> **EXERCISE PROMPT**:
Reproduce the records below exactly as they appear.

> **DATA ROWS**:
## BEGIN

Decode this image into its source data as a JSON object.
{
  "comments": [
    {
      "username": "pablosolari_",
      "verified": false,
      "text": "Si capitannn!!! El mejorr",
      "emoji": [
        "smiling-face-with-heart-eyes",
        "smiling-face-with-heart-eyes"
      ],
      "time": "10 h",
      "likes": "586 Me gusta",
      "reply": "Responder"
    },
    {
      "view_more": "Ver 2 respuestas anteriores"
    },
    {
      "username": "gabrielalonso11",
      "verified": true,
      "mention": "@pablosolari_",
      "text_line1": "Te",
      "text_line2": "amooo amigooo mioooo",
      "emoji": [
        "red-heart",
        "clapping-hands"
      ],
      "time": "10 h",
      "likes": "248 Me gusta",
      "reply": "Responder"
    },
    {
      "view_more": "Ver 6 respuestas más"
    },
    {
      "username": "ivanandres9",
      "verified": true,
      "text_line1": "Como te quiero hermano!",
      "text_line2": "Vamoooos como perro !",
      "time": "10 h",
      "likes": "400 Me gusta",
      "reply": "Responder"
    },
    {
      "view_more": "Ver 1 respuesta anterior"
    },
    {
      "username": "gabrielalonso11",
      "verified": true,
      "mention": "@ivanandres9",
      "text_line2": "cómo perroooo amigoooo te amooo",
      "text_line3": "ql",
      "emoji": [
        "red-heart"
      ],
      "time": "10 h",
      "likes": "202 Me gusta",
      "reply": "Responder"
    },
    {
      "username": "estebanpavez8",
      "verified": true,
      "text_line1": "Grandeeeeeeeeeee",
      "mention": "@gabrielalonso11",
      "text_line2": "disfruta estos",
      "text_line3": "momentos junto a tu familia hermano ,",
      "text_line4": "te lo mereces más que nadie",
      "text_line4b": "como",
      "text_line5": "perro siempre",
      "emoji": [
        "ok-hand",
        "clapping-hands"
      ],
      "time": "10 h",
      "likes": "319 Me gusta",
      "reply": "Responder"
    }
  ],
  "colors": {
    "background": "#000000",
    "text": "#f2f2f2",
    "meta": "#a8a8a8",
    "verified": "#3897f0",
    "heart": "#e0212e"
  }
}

## END

> **WRITTEN REPLY**:
Decode this image into its source data as a JSON object.
{
  "comments": [
    {
      "username": "pablosolari_",
      "verified": false,
      "text": "Si capitannn!!! El mejorr",
      "emoji": [
        "smiling-face-with-heart-eyes",
        "smiling-face-with-heart-eyes"
      ],
      "time": "10 h",
      "likes": "586 Me gusta",
      "reply": "Responder"
    },
    {
      "view_more": "Ver 2 respuestas anteriores"
    },
    {
      "username": "gabrielalonso11",
      "verified": true,
      "mention": "@pablosolari_",
      "text_line1": "Te",
      "text_line2": "amooo amigooo mioooo",
      "emoji": [
        "red-heart",
        "clapping-hands"
      ],
      "time": "10 h",
      "likes": "248 Me gusta",
      "reply": "Responder"
    },
    {
      "view_more": "Ver 6 respuestas más"
    },
    {
      "username": "ivanandres9",
      "verified": true,
      "text_line1": "Como te quiero hermano!",
      "text_line2": "Vamoooos como perro !",
      "time": "10 h",
      "likes": "400 Me gusta",
      "reply": "Responder"
    },
    {
      "view_more": "Ver 1 respuesta anterior"
    },
    {
      "username": "gabrielalonso11",
      "verified": true,
      "mention": "@ivanandres9",
      "text_line2": "cómo perroooo amigoooo te amooo",
      "text_line3": "ql",
      "emoji": [
        "red-heart"
      ],
      "time": "10 h",
      "likes": "202 Me gusta",
      "reply": "Responder"
    },
    {
      "username": "estebanpavez8",
      "verified": true,
      "text_line1": "Grandeeeeeeeeeee",
      "mention": "@gabrielalonso11",
      "text_line2": "disfruta estos",
      "text_line3": "momentos junto a tu familia hermano ,",
      "text_line4": "te lo mereces más que nadie",
      "text_line4b": "como",
      "text_line5": "perro siempre",
      "emoji": [
        "ok-hand",
        "clapping-hands"
      ],
      "time": "10 h",
      "likes": "319 Me gusta",
      "reply": "Responder"
    }
  ],
  "colors": {
    "background": "#000000",
    "text": "#f2f2f2",
    "meta": "#a8a8a8",
    "verified": "#3897f0",
    "heart": "#e0212e"
  }
}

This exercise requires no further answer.